### Records from a data collection
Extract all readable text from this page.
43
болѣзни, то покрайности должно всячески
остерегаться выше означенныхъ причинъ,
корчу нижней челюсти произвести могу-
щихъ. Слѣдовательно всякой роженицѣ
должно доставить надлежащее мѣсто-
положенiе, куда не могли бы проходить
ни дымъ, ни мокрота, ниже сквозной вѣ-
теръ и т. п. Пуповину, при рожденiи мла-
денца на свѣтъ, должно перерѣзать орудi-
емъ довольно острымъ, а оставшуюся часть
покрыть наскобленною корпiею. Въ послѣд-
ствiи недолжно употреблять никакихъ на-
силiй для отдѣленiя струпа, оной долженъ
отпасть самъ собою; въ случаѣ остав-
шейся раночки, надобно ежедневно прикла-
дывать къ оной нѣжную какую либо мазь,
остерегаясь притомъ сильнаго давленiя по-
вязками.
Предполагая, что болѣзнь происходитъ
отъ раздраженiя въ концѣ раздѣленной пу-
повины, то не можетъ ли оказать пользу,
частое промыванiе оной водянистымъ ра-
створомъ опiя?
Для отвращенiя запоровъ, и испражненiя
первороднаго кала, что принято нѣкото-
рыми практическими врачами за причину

### What is required
The records above are to be copied in full, exactly as written.

### Final result
Extract all readable text from this page.
43
болѣзни, то покрайности должно всячески
остерегаться выше означенныхъ причинъ,
корчу нижней челюсти произвести могу-
щихъ. Слѣдовательно всякой роженицѣ
должно доставить надлежащее мѣсто-
положенiе, куда не могли бы проходить
ни дымъ, ни мокрота, ниже сквозной вѣ-
теръ и т. п. Пуповину, при рожденiи мла-
денца на свѣтъ, должно перерѣзать орудi-
емъ довольно острымъ, а оставшуюся часть
покрыть наскобленною корпiею. Въ послѣд-
ствiи недолжно употреблять никакихъ на-
силiй для отдѣленiя струпа, оной долженъ
отпасть самъ собою; въ случаѣ остав-
шейся раночки, надобно ежедневно прикла-
дывать къ оной нѣжную какую либо мазь,
остерегаясь притомъ сильнаго давленiя по-
вязками.
Предполагая, что болѣзнь происходитъ
отъ раздраженiя въ концѣ раздѣленной пу-
повины, то не можетъ ли оказать пользу,
частое промыванiе оной водянистымъ ра-
створомъ опiя?
Для отвращенiя запоровъ, и испражненiя
первороднаго кала, что принято нѣкото-
рыми практическими врачами за причину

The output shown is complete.